» **What to work on**:
Quote every line below exactly as it reads.

» **Given data**:
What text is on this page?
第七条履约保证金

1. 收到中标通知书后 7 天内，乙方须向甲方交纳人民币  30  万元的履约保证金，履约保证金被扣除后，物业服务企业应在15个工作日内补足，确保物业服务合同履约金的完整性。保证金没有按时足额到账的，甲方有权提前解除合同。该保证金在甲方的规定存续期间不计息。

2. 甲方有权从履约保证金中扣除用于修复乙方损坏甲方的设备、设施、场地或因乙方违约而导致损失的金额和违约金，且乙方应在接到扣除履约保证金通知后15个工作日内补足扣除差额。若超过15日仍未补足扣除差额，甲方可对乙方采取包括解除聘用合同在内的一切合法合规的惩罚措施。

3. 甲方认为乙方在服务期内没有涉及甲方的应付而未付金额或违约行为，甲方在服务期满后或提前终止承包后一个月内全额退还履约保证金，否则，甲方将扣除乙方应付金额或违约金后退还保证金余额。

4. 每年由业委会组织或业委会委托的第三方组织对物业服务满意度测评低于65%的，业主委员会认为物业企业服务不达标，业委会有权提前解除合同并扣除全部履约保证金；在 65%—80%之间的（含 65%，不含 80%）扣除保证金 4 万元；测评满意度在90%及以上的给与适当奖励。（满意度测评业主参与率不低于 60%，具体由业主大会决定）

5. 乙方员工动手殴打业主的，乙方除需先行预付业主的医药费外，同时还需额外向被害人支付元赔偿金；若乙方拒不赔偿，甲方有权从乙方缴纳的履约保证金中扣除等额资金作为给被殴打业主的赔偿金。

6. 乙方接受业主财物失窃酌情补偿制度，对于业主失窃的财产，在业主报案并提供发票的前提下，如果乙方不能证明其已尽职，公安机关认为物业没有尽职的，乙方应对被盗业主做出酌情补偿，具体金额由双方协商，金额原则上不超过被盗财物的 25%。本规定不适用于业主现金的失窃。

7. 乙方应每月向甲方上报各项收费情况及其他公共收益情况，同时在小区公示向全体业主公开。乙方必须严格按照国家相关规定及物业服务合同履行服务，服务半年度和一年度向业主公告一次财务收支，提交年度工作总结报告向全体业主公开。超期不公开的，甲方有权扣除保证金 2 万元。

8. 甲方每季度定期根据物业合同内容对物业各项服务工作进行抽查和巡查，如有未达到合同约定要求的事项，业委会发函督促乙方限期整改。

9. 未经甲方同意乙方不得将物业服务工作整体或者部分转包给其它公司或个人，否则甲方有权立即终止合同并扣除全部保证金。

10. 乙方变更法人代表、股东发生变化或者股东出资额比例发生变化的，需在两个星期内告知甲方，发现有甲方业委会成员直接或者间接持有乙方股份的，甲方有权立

» **Exercise answer**:
What text is on this page?
第七条履约保证金

1. 收到中标通知书后 7 天内，乙方须向甲方交纳人民币  30  万元的履约保证金，履约保证金被扣除后，物业服务企业应在15个工作日内补足，确保物业服务合同履约金的完整性。保证金没有按时足额到账的，甲方有权提前解除合同。该保证金在甲方的规定存续期间不计息。

2. 甲方有权从履约保证金中扣除用于修复乙方损坏甲方的设备、设施、场地或因乙方违约而导致损失的金额和违约金，且乙方应在接到扣除履约保证金通知后15个工作日内补足扣除差额。若超过15日仍未补足扣除差额，甲方可对乙方采取包括解除聘用合同在内的一切合法合规的惩罚措施。

3. 甲方认为乙方在服务期内没有涉及甲方的应付而未付金额或违约行为，甲方在服务期满后或提前终止承包后一个月内全额退还履约保证金，否则，甲方将扣除乙方应付金额或违约金后退还保证金余额。

4. 每年由业委会组织或业委会委托的第三方组织对物业服务满意度测评低于65%的，业主委员会认为物业企业服务不达标，业委会有权提前解除合同并扣除全部履约保证金；在 65%—80%之间的（含 65%，不含 80%）扣除保证金 4 万元；测评满意度在90%及以上的给与适当奖励。（满意度测评业主参与率不低于 60%，具体由业主大会决定）

5. 乙方员工动手殴打业主的，乙方除需先行预付业主的医药费外，同时还需额外向被害人支付元赔偿金；若乙方拒不赔偿，甲方有权从乙方缴纳的履约保证金中扣除等额资金作为给被殴打业主的赔偿金。

6. 乙方接受业主财物失窃酌情补偿制度，对于业主失窃的财产，在业主报案并提供发票的前提下，如果乙方不能证明其已尽职，公安机关认为物业没有尽职的，乙方应对被盗业主做出酌情补偿，具体金额由双方协商，金额原则上不超过被盗财物的 25%。本规定不适用于业主现金的失窃。

7. 乙方应每月向甲方上报各项收费情况及其他公共收益情况，同时在小区公示向全体业主公开。乙方必须严格按照国家相关规定及物业服务合同履行服务，服务半年度和一年度向业主公告一次财务收支，提交年度工作总结报告向全体业主公开。超期不公开的，甲方有权扣除保证金 2 万元。

8. 甲方每季度定期根据物业合同内容对物业各项服务工作进行抽查和巡查，如有未达到合同约定要求的事项，业委会发函督促乙方限期整改。

9. 未经甲方同意乙方不得将物业服务工作整体或者部分转包给其它公司或个人，否则甲方有权立即终止合同并扣除全部保证金。

10. 乙方变更法人代表、股东发生变化或者股东出资额比例发生变化的，需在两个星期内告知甲方，发现有甲方业委会成员直接或者间接持有乙方股份的，甲方有权立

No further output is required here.